Restate the material word for word and leave out anything that is a picture.

Data for processing:
※
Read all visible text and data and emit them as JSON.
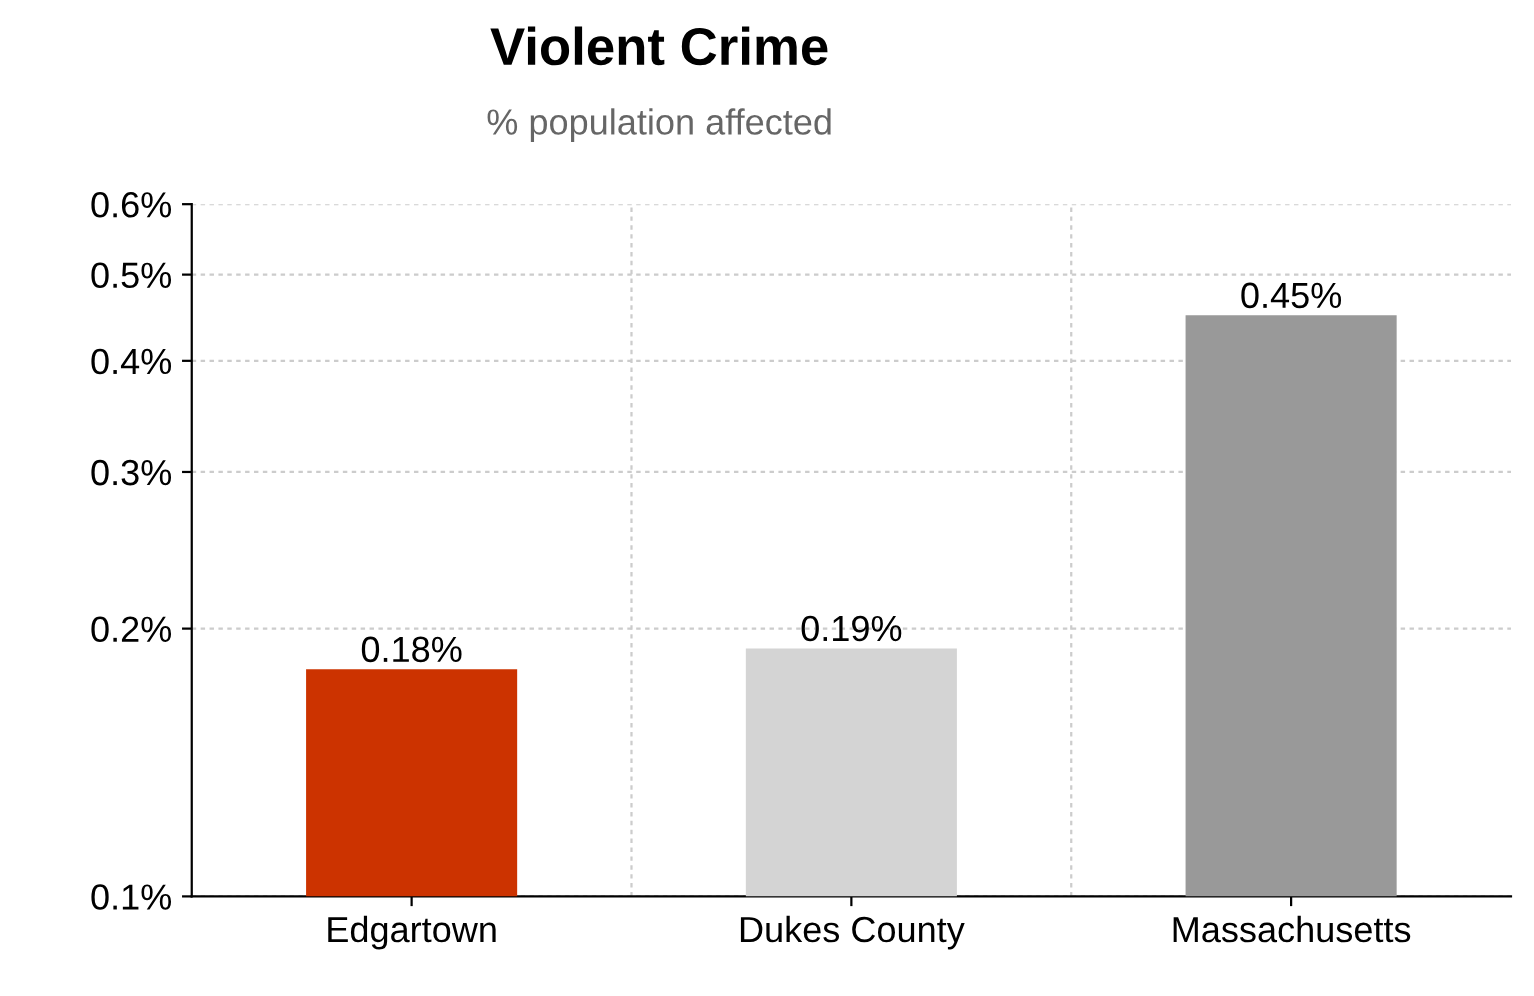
{
  "chart_data": {
    "type": "bar",
    "title": "Violent Crime",
    "subtitle": "% population affected",
    "categories": [
      "Edgartown",
      "Dukes County",
      "Massachusetts"
    ],
    "values": [
      0.18,
      0.19,
      0.45
    ],
    "colors": [
      "#cc3300",
      "#d4d4d4",
      "#999999"
    ],
    "value_labels": [
      "0.18%",
      "0.19%",
      "0.45%"
    ],
    "log": "y",
    "ylim": [
      0.1,
      0.6
    ],
    "yticks": [
      {
        "value": 0.1,
        "label": "0.1%"
      },
      {
        "value": 0.2,
        "label": "0.2%"
      },
      {
        "value": 0.3,
        "label": "0.3%"
      },
      {
        "value": 0.4,
        "label": "0.4%"
      },
      {
        "value": 0.5,
        "label": "0.5%"
      },
      {
        "value": 0.6,
        "label": "0.6%"
      }
    ],
    "grid": true
  }
}
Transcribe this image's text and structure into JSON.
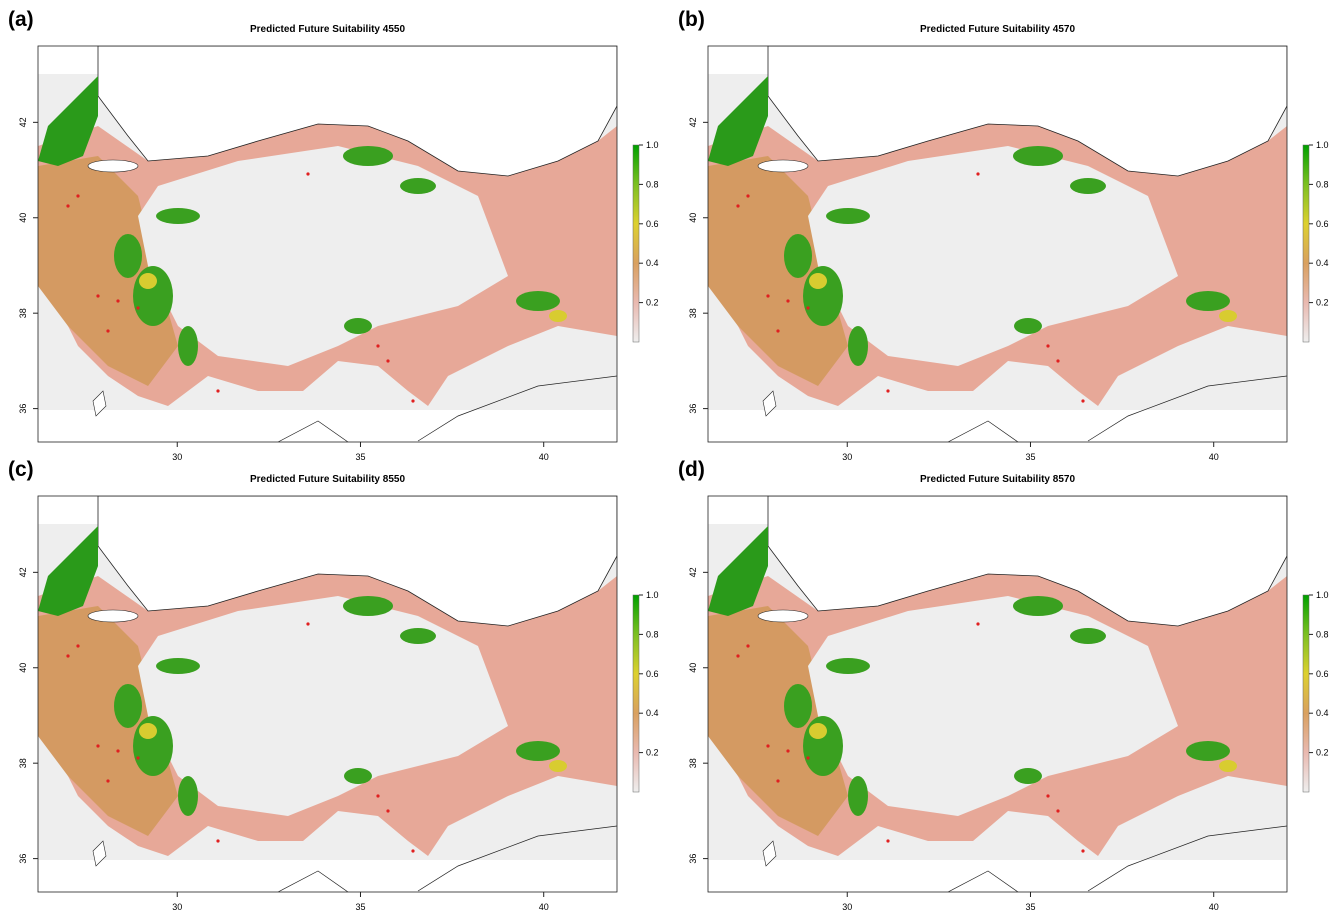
{
  "panels": [
    {
      "label": "(a)",
      "title": "Predicted Future Suitability 4550"
    },
    {
      "label": "(b)",
      "title": "Predicted Future Suitability 4570"
    },
    {
      "label": "(c)",
      "title": "Predicted Future Suitability 8550"
    },
    {
      "label": "(d)",
      "title": "Predicted Future Suitability 8570"
    }
  ],
  "xlim": [
    26.2,
    42
  ],
  "ylim": [
    35.3,
    43.6
  ],
  "xticks": [
    30,
    35,
    40
  ],
  "yticks": [
    36,
    38,
    40,
    42
  ],
  "colorbar": {
    "range": [
      0,
      1
    ],
    "ticks": [
      0.2,
      0.4,
      0.6,
      0.8,
      {
        "value": 1,
        "label": "1.0"
      }
    ],
    "colors": [
      "#eeeeee",
      "#e9b9b0",
      "#d9a060",
      "#ddd030",
      "#7cc020",
      "#00a000"
    ]
  }
}
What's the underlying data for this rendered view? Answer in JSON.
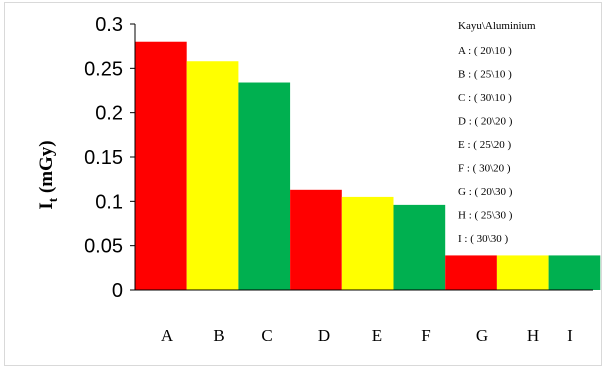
{
  "chart_data": {
    "type": "bar",
    "categories": [
      "A",
      "B",
      "C",
      "D",
      "E",
      "F",
      "G",
      "H",
      "I"
    ],
    "values": [
      0.28,
      0.258,
      0.234,
      0.113,
      0.105,
      0.096,
      0.039,
      0.039,
      0.039
    ],
    "bar_colors": [
      "#ff0000",
      "#ffff00",
      "#00b050",
      "#ff0000",
      "#ffff00",
      "#00b050",
      "#ff0000",
      "#ffff00",
      "#00b050"
    ],
    "ylabel_main": "I",
    "ylabel_sub": "t",
    "ylabel_unit": " (mGy)",
    "ylim": [
      0,
      0.3
    ],
    "yticks": [
      "0",
      "0.05",
      "0.1",
      "0.15",
      "0.2",
      "0.25",
      "0.3"
    ],
    "grid": false,
    "legend": {
      "placement": "top-right",
      "title": "Kayu\\Aluminium",
      "entries": [
        "A : ( 20\\10 )",
        "B : ( 25\\10 )",
        "C : ( 30\\10 )",
        "D : ( 20\\20 )",
        "E : ( 25\\20 )",
        "F : ( 30\\20 )",
        "G : ( 20\\30 )",
        "H : ( 25\\30 )",
        "I : ( 30\\30 )"
      ]
    }
  }
}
※
Response:
Read all visible text and data and emit them as JSON.
{
  "chart_data": {
    "type": "bar",
    "title": "Violent Crime",
    "subtitle": "% population affected",
    "categories": [
      "Edgartown",
      "Dukes County",
      "Massachusetts"
    ],
    "values": [
      0.18,
      0.19,
      0.45
    ],
    "colors": [
      "#cc3300",
      "#d4d4d4",
      "#999999"
    ],
    "value_labels": [
      "0.18%",
      "0.19%",
      "0.45%"
    ],
    "log": "y",
    "ylim": [
      0.1,
      0.6
    ],
    "yticks": [
      {
        "value": 0.1,
        "label": "0.1%"
      },
      {
        "value": 0.2,
        "label": "0.2%"
      },
      {
        "value": 0.3,
        "label": "0.3%"
      },
      {
        "value": 0.4,
        "label": "0.4%"
      },
      {
        "value": 0.5,
        "label": "0.5%"
      },
      {
        "value": 0.6,
        "label": "0.6%"
      }
    ],
    "grid": true
  }
}
Transcribe this image's text and structure into JSON.
{
  "panels": [
    {
      "label": "(a)",
      "title": "Predicted Future Suitability 4550"
    },
    {
      "label": "(b)",
      "title": "Predicted Future Suitability 4570"
    },
    {
      "label": "(c)",
      "title": "Predicted Future Suitability 8550"
    },
    {
      "label": "(d)",
      "title": "Predicted Future Suitability 8570"
    }
  ],
  "xlim": [
    26.2,
    42
  ],
  "ylim": [
    35.3,
    43.6
  ],
  "xticks": [
    30,
    35,
    40
  ],
  "yticks": [
    36,
    38,
    40,
    42
  ],
  "colorbar": {
    "range": [
      0,
      1
    ],
    "ticks": [
      0.2,
      0.4,
      0.6,
      0.8,
      {
        "value": 1,
        "label": "1.0"
      }
    ],
    "colors": [
      "#eeeeee",
      "#e9b9b0",
      "#d9a060",
      "#ddd030",
      "#7cc020",
      "#00a000"
    ]
  }
}
What's the underlying data for this rendered view? Answer in JSON.
{
  "chart_data": {
    "type": "bar",
    "categories": [
      "A",
      "B",
      "C",
      "D",
      "E",
      "F",
      "G",
      "H",
      "I"
    ],
    "values": [
      0.28,
      0.258,
      0.234,
      0.113,
      0.105,
      0.096,
      0.039,
      0.039,
      0.039
    ],
    "bar_colors": [
      "#ff0000",
      "#ffff00",
      "#00b050",
      "#ff0000",
      "#ffff00",
      "#00b050",
      "#ff0000",
      "#ffff00",
      "#00b050"
    ],
    "ylabel_main": "I",
    "ylabel_sub": "t",
    "ylabel_unit": " (mGy)",
    "ylim": [
      0,
      0.3
    ],
    "yticks": [
      "0",
      "0.05",
      "0.1",
      "0.15",
      "0.2",
      "0.25",
      "0.3"
    ],
    "grid": false,
    "legend": {
      "placement": "top-right",
      "title": "Kayu\\Aluminium",
      "entries": [
        "A : ( 20\\10 )",
        "B : ( 25\\10 )",
        "C : ( 30\\10 )",
        "D : ( 20\\20 )",
        "E : ( 25\\20 )",
        "F : ( 30\\20 )",
        "G : ( 20\\30 )",
        "H : ( 25\\30 )",
        "I : ( 30\\30 )"
      ]
    }
  }
}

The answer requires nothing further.